DIRECTIONS:
Would you copy out the whole listing exactly as given?

PROVIDED DATA:
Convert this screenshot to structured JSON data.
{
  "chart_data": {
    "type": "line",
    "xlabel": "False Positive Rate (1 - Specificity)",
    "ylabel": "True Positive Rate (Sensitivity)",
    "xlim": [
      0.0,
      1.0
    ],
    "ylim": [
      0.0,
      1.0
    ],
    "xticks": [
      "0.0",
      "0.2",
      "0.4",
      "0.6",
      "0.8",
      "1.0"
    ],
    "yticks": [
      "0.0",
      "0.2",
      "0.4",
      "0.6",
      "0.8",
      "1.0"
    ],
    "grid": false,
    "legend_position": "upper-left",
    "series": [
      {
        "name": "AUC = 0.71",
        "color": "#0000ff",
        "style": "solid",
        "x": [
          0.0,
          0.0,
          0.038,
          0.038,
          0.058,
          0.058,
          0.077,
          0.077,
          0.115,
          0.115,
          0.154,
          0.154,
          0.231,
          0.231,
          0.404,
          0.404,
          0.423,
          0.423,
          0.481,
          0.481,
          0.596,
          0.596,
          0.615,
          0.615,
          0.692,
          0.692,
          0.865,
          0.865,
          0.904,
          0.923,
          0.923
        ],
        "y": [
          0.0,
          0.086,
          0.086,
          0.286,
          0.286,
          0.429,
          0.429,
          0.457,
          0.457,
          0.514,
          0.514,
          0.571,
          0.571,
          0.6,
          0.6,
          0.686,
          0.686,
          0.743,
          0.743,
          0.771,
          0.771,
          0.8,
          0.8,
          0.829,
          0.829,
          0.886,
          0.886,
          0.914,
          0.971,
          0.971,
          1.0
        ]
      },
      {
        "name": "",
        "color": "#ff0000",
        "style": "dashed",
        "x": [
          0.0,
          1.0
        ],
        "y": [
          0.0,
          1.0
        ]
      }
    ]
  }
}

PROBLEM SOLUTION:
Convert this screenshot to structured JSON data.
{
  "chart_data": {
    "type": "line",
    "xlabel": "False Positive Rate (1 - Specificity)",
    "ylabel": "True Positive Rate (Sensitivity)",
    "xlim": [
      0.0,
      1.0
    ],
    "ylim": [
      0.0,
      1.0
    ],
    "xticks": [
      "0.0",
      "0.2",
      "0.4",
      "0.6",
      "0.8",
      "1.0"
    ],
    "yticks": [
      "0.0",
      "0.2",
      "0.4",
      "0.6",
      "0.8",
      "1.0"
    ],
    "grid": false,
    "legend_position": "upper-left",
    "series": [
      {
        "name": "AUC = 0.71",
        "color": "#0000ff",
        "style": "solid",
        "x": [
          0.0,
          0.0,
          0.038,
          0.038,
          0.058,
          0.058,
          0.077,
          0.077,
          0.115,
          0.115,
          0.154,
          0.154,
          0.231,
          0.231,
          0.404,
          0.404,
          0.423,
          0.423,
          0.481,
          0.481,
          0.596,
          0.596,
          0.615,
          0.615,
          0.692,
          0.692,
          0.865,
          0.865,
          0.904,
          0.923,
          0.923
        ],
        "y": [
          0.0,
          0.086,
          0.086,
          0.286,
          0.286,
          0.429,
          0.429,
          0.457,
          0.457,
          0.514,
          0.514,
          0.571,
          0.571,
          0.6,
          0.6,
          0.686,
          0.686,
          0.743,
          0.743,
          0.771,
          0.771,
          0.8,
          0.8,
          0.829,
          0.829,
          0.886,
          0.886,
          0.914,
          0.971,
          0.971,
          1.0
        ]
      },
      {
        "name": "",
        "color": "#ff0000",
        "style": "dashed",
        "x": [
          0.0,
          1.0
        ],
        "y": [
          0.0,
          1.0
        ]
      }
    ]
  }
}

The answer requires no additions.